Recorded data
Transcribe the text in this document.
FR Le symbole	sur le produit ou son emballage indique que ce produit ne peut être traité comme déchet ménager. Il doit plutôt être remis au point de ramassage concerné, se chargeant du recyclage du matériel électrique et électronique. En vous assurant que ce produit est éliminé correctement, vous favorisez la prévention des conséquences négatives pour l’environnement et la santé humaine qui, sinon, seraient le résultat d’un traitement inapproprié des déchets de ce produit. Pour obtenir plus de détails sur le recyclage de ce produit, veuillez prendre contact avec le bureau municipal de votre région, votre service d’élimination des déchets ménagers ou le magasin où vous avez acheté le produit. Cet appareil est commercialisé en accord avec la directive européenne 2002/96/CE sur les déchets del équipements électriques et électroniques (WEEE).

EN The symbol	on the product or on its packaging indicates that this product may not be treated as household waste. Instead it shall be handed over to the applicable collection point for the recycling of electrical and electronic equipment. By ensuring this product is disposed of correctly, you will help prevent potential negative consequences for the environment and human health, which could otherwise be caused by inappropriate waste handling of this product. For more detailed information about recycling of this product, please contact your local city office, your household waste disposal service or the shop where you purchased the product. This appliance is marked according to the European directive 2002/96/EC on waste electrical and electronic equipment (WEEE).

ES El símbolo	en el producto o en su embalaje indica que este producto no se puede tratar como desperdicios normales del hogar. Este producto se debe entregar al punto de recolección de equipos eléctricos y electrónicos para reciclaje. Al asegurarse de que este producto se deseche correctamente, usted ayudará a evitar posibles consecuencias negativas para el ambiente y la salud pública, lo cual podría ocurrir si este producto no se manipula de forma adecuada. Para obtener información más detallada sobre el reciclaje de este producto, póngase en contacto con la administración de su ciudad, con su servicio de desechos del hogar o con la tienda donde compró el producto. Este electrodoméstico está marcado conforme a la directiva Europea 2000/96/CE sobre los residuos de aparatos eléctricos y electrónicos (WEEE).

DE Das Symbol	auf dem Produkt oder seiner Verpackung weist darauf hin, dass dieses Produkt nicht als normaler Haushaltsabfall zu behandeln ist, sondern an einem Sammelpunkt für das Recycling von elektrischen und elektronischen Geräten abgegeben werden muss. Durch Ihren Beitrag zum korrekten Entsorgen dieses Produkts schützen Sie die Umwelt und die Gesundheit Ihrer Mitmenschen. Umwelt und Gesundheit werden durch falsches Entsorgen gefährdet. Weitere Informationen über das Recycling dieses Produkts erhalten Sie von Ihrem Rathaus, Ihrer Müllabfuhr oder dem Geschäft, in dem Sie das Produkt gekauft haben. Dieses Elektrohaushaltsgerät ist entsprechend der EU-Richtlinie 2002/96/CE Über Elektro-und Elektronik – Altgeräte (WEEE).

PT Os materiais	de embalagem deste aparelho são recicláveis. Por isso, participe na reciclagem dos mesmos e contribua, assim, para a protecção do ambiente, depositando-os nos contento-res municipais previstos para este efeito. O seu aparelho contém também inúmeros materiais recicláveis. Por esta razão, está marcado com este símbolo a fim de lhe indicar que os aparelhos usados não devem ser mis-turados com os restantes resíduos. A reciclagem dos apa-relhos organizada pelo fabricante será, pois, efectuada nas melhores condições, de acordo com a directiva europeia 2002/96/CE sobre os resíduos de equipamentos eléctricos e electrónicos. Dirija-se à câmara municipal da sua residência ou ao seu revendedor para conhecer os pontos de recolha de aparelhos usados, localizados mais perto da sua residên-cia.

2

## To be done
From the data, pick out every line that includes "directiva".

## Response for this exercise
ES El símbolo	en el producto o en su embalaje indica que este producto no se puede tratar como desperdicios normales del hogar. Este producto se debe entregar al punto de recolección de equipos eléctricos y electrónicos para reciclaje. Al asegurarse de que este producto se deseche correctamente, usted ayudará a evitar posibles consecuencias negativas para el ambiente y la salud pública, lo cual podría ocurrir si este producto no se manipula de forma adecuada. Para obtener información más detallada sobre el reciclaje de este producto, póngase en contacto con la administración de su ciudad, con su servicio de desechos del hogar o con la tienda donde compró el producto. Este electrodoméstico está marcado conforme a la directiva Europea 2000/96/CE sobre los residuos de aparatos eléctricos y electrónicos (WEEE).
PT Os materiais	de embalagem deste aparelho são recicláveis. Por isso, participe na reciclagem dos mesmos e contribua, assim, para a protecção do ambiente, depositando-os nos contento-res municipais previstos para este efeito. O seu aparelho contém também inúmeros materiais recicláveis. Por esta razão, está marcado com este símbolo a fim de lhe indicar que os aparelhos usados não devem ser mis-turados com os restantes resíduos. A reciclagem dos apa-relhos organizada pelo fabricante será, pois, efectuada nas melhores condições, de acordo com a directiva europeia 2002/96/CE sobre os resíduos de equipamentos eléctricos e electrónicos. Dirija-se à câmara municipal da sua residência ou ao seu revendedor para conhecer os pontos de recolha de aparelhos usados, localizados mais perto da sua residên-cia.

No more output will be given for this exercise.